* [Consigne]: Recopiez à l'identique le passage sur Agatha Christie, depuis « L’évolution d’agatha christie » jusqu'à « juridique et policier. » inclus.

### Texte fourni

Carla Valentine met bien l’accent sur le fait que l’auteure cherchait à être la plus correcte et réaliste possible dans ses descriptions d’enquêtes. Une vraie réussite puisqu’elle a été félicitée plusieurs fois par des scientifiques pour la justesse de ses histoires.
Bien que le Detection Club semble avoir été sa principale source de connaissances, la reine du crime n’est pas arrivée les mains vides au sein de l’association. En effet, son expérience d’infirmière s’est avérée plus qu’utile pour toute son oeuvre.
L’infirmière
Rappelons qu’Agatha Christie (1890 – 1976) a vécu une époque pleine de bouleversements : la fin de l’époque Victorienne, la Première puis la Seconde Guerre mondiale.
C’est durant le premier conflit international que la, alors, jeune femme s’engage comme infirmière bénévole, puis comme assistante-chimiste dans une pharmacie (elle s’engagera à nouveau en 39-45). Là, elle entre en contact avec de nombreux poisons et drogues qu’elle apprend à préparer pour ses patients. C’est cette expérience qui lui permettra de les incorporer avec justesse dans ses romans. Elle connait les dosages mortels , leurs effets sur le corps, leur goût, leur couleur etc.
Mais ça ne s’arrête pas là. Durant cette période Christie s’est aussi confrontée à l’anatomie en aidant des médecins au bloc opératoire. Elle a vu le sang, des amputations, elle s’est familiarisée avec l’emplacement des différents organes dans le corps et leurs fonctions.
Le terreau de connaissances idéal pour construire son oeuvre future !
L’évolution d’agatha christie
Carla Valentine décrit aussi l’évolution des connaissances en matière médico-légale de l’auteure. Par exemple, dans ses premiers romans elle n’était pas très calée en balistique et identifiait un revolver et un pistolet comme une même et seule arme, alors qu’il s’agit de deux objets bien distincts. Avec l’expérience, les connaissances accumulées lors de lectures et de ses réunions au Detection Club, Christie arrive à se corriger et ses dernières oeuvres prouvent à quel point elle s’est familiarisé avec tout le jargon juridique et policier.

######
### Données extraites

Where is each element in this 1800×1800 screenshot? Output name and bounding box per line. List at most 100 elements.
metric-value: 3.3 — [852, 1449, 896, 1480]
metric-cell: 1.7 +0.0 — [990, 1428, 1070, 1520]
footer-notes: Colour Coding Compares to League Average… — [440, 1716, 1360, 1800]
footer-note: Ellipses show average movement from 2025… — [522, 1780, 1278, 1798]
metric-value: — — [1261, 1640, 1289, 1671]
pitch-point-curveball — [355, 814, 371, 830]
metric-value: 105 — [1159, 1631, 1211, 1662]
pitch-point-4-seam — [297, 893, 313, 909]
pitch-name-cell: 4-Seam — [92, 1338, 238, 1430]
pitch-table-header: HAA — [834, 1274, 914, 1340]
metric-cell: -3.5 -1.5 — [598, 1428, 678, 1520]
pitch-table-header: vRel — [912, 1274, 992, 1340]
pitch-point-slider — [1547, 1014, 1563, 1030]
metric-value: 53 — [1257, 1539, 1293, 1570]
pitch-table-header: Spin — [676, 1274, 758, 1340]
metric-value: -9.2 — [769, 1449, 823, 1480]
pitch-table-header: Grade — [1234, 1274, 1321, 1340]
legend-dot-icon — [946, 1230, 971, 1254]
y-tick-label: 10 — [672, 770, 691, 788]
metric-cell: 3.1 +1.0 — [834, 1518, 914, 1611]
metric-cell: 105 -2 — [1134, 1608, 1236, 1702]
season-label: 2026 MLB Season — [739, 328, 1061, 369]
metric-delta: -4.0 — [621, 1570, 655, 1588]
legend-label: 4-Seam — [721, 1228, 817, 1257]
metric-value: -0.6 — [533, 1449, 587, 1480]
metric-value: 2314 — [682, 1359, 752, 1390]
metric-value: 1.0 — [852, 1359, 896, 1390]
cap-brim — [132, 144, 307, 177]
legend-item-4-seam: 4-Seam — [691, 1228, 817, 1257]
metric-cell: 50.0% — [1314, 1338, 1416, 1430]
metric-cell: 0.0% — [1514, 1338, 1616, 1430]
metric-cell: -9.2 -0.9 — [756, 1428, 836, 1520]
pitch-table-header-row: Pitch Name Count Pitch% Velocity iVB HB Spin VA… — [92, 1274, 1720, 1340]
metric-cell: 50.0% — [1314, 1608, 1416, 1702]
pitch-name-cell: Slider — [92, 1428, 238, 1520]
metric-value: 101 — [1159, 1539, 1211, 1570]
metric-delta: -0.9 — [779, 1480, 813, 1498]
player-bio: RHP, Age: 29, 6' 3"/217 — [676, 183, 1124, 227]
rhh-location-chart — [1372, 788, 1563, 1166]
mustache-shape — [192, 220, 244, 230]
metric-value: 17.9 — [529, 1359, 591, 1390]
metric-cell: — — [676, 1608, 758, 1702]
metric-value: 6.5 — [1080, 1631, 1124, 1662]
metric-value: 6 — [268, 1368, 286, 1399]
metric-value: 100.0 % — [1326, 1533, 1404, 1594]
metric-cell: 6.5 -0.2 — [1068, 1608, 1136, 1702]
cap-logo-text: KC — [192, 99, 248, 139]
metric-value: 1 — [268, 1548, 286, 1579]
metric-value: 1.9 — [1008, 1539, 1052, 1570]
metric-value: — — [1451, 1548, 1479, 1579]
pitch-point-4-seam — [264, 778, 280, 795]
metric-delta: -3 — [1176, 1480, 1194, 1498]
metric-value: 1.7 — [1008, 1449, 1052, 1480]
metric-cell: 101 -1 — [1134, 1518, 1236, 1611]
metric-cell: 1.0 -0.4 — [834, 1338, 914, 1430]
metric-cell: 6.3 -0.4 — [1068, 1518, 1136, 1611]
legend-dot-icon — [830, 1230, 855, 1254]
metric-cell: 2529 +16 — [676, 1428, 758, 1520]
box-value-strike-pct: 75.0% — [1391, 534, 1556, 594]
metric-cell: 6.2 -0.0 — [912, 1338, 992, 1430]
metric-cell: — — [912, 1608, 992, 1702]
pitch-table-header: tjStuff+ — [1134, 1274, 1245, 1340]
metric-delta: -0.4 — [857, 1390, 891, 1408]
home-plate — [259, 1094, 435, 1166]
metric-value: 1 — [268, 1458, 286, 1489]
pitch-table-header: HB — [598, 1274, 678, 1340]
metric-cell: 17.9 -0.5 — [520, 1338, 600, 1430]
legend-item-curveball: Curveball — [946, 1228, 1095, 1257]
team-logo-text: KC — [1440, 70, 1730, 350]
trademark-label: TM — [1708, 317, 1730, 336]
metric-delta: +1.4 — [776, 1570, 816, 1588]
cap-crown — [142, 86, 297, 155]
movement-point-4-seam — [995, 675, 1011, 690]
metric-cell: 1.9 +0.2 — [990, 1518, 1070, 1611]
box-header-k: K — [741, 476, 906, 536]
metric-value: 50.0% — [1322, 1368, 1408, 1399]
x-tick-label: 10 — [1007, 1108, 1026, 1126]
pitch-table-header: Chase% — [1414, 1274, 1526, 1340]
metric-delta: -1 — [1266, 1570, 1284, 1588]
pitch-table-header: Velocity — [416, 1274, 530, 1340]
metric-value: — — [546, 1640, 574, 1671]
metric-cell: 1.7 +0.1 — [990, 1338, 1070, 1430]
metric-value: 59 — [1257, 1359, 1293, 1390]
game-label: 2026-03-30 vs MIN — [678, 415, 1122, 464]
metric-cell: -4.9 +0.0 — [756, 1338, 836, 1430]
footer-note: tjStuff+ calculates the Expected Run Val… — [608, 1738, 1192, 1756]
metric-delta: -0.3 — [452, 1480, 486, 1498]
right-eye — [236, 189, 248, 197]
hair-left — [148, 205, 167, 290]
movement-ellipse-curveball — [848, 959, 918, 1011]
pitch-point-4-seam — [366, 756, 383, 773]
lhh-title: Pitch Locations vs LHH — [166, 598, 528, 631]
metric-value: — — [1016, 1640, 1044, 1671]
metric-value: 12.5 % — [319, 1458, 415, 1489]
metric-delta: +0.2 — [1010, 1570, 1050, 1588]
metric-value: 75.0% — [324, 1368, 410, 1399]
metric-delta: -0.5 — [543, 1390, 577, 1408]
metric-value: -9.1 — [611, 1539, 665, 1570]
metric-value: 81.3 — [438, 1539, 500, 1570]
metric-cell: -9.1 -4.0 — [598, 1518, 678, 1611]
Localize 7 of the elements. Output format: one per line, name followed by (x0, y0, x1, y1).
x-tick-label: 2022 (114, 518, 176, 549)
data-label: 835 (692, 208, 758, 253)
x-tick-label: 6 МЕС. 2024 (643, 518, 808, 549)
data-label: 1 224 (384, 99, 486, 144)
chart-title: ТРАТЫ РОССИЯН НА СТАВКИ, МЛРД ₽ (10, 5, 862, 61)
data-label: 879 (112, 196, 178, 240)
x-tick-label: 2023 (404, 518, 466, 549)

######

* [Corrigé]:
L’évolution d’agatha christie
Carla Valentine décrit aussi l’évolution des connaissances en matière médico-légale de l’auteure. Par exemple, dans ses premiers romans elle n’était pas très calée en balistique et identifiait un revolver et un pistolet comme une même et seule arme, alors qu’il s’agit de deux objets bien distincts. Avec l’expérience, les connaissances accumulées lors de lectures et de ses réunions au Detection Club, Christie arrive à se corriger et ses dernières oeuvres prouvent à quel point elle s’est familiarisé avec tout le jargon juridique et policier.